__TASK PROMPT__: How many lines in the records below hold the string "Testing"? Please answer with the number and nothing more.

__ITEMS__:
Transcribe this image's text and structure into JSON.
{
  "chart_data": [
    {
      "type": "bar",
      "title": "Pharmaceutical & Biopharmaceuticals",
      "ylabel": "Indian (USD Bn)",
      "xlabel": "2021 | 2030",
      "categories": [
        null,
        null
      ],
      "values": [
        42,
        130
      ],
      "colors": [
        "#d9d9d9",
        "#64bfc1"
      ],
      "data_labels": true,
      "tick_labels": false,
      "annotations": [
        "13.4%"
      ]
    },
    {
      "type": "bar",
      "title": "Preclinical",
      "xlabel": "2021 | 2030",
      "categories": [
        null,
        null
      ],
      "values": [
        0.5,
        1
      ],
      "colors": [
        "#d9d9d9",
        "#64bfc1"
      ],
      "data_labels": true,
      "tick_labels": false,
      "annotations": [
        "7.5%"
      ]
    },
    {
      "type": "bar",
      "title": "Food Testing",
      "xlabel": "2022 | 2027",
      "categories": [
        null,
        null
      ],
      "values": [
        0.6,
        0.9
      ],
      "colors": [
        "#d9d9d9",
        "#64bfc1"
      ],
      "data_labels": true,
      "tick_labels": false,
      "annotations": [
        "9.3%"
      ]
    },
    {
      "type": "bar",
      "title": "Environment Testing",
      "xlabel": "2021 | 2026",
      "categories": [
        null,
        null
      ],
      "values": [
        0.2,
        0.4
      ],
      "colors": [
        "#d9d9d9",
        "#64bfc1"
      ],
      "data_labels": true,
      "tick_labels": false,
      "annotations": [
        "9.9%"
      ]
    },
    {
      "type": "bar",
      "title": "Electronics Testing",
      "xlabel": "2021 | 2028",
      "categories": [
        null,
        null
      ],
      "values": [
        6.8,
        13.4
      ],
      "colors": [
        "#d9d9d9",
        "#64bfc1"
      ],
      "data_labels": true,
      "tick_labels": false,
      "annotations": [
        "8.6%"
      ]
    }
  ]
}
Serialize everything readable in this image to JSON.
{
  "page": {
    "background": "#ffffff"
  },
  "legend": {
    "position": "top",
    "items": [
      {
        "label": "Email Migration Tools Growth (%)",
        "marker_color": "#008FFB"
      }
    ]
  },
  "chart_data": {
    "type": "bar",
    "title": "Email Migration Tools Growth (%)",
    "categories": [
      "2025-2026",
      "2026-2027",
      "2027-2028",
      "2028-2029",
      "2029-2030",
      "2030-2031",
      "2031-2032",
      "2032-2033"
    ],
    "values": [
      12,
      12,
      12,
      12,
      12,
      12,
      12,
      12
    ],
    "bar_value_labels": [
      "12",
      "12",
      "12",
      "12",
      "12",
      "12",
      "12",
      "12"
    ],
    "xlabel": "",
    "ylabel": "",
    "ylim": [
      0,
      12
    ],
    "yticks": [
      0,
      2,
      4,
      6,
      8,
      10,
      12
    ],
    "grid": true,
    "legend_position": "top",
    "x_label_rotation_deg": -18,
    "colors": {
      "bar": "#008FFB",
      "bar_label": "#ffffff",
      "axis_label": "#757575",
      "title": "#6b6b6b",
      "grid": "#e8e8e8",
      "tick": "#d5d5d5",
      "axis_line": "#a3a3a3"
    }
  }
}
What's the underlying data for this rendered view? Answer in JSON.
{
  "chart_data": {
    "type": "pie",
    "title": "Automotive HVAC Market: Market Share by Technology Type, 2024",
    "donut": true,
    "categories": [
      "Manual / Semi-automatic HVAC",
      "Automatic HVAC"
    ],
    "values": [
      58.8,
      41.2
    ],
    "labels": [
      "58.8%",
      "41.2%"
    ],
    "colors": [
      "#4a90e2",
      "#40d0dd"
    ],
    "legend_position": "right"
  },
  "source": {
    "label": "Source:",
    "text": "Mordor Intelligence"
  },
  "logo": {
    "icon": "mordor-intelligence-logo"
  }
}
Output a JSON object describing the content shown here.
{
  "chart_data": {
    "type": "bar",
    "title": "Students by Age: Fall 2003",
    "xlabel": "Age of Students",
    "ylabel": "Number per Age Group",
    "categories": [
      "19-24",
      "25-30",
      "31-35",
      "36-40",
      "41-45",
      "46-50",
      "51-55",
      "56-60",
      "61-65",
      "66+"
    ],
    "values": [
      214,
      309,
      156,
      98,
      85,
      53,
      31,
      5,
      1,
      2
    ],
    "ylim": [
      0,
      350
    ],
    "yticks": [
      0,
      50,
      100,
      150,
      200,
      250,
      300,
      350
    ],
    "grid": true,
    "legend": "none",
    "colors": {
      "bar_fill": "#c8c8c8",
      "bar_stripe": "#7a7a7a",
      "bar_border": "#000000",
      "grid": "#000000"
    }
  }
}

__ANSWER FOR THIS EXERCISE__: 3